▶ Aim of the exercise
Your task is to copy each line that has the word "this".

***** Input data *****

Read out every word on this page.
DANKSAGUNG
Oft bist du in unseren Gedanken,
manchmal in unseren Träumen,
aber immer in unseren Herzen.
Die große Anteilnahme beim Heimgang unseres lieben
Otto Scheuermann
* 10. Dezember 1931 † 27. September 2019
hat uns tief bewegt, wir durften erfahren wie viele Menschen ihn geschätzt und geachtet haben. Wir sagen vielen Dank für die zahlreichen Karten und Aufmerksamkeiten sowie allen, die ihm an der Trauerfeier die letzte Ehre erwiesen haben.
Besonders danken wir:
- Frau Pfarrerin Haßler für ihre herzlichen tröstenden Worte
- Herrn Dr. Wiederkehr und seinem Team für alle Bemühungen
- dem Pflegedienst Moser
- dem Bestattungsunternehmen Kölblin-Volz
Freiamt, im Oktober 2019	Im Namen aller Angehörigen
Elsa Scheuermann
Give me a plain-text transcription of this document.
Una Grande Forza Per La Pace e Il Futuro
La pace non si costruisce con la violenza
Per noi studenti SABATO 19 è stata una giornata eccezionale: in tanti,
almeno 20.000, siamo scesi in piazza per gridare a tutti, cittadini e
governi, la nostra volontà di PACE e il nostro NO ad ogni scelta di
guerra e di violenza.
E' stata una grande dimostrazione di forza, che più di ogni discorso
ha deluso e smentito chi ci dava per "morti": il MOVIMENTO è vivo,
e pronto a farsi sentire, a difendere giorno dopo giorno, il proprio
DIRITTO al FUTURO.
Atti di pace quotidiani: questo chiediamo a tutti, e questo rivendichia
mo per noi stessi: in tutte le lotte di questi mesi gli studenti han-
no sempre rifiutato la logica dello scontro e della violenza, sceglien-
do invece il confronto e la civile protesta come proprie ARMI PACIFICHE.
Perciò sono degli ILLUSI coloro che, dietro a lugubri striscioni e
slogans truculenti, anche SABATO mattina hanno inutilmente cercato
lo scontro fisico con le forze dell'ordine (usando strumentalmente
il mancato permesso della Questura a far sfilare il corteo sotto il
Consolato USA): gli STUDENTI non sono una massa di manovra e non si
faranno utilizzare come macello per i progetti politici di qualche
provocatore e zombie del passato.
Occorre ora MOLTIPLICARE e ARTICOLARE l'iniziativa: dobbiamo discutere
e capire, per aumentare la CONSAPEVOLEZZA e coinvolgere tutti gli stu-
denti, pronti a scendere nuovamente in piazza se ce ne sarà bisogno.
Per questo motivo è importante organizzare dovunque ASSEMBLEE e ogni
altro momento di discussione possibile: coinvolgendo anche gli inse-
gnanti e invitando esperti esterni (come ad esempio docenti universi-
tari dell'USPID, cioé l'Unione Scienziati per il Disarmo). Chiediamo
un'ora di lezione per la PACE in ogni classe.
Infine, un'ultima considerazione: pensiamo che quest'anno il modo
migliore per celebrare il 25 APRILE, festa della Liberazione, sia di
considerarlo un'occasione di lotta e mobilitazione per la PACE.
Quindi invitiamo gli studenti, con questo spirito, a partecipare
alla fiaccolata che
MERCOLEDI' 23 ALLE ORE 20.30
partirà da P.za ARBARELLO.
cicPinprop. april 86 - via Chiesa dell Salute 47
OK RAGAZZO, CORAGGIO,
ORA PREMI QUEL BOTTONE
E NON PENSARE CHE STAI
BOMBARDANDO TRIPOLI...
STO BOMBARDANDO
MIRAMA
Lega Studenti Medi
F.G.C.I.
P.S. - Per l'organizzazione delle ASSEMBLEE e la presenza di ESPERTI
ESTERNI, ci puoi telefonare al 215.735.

*****

▶ Problem solution
Read out every word on this page.
Give me a plain-text transcription of this document.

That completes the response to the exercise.